[Stored data]
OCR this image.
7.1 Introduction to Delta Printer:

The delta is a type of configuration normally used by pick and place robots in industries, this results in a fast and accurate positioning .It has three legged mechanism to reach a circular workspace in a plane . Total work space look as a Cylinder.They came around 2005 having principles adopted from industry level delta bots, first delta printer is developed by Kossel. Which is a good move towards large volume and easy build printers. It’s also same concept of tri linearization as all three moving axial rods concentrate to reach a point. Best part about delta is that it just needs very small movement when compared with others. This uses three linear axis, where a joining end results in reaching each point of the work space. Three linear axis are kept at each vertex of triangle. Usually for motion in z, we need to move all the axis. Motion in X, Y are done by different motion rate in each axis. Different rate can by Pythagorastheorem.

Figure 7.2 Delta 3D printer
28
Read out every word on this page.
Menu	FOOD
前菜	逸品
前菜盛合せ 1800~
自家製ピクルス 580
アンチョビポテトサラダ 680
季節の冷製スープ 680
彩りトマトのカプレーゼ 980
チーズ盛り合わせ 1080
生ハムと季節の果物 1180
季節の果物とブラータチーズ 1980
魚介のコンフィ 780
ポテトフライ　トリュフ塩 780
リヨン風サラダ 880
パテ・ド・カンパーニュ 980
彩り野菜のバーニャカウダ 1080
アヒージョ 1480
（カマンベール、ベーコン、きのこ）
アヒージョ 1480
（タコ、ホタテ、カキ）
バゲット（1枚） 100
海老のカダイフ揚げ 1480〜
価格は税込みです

— Required work —
Reproduce only the lines between the line containing "Read out every word on this page." and the last line of the records, those two lines included, exactly.

— Final answer —
Read out every word on this page.
Menu	FOOD
前菜	逸品
前菜盛合せ 1800~
自家製ピクルス 580
アンチョビポテトサラダ 680
季節の冷製スープ 680
彩りトマトのカプレーゼ 980
チーズ盛り合わせ 1080
生ハムと季節の果物 1180
季節の果物とブラータチーズ 1980
魚介のコンフィ 780
ポテトフライ　トリュフ塩 780
リヨン風サラダ 880
パテ・ド・カンパーニュ 980
彩り野菜のバーニャカウダ 1080
アヒージョ 1480
（カマンベール、ベーコン、きのこ）
アヒージョ 1480
（タコ、ホタテ、カキ）
バゲット（1枚） 100
海老のカダイフ揚げ 1480〜
価格は税込みです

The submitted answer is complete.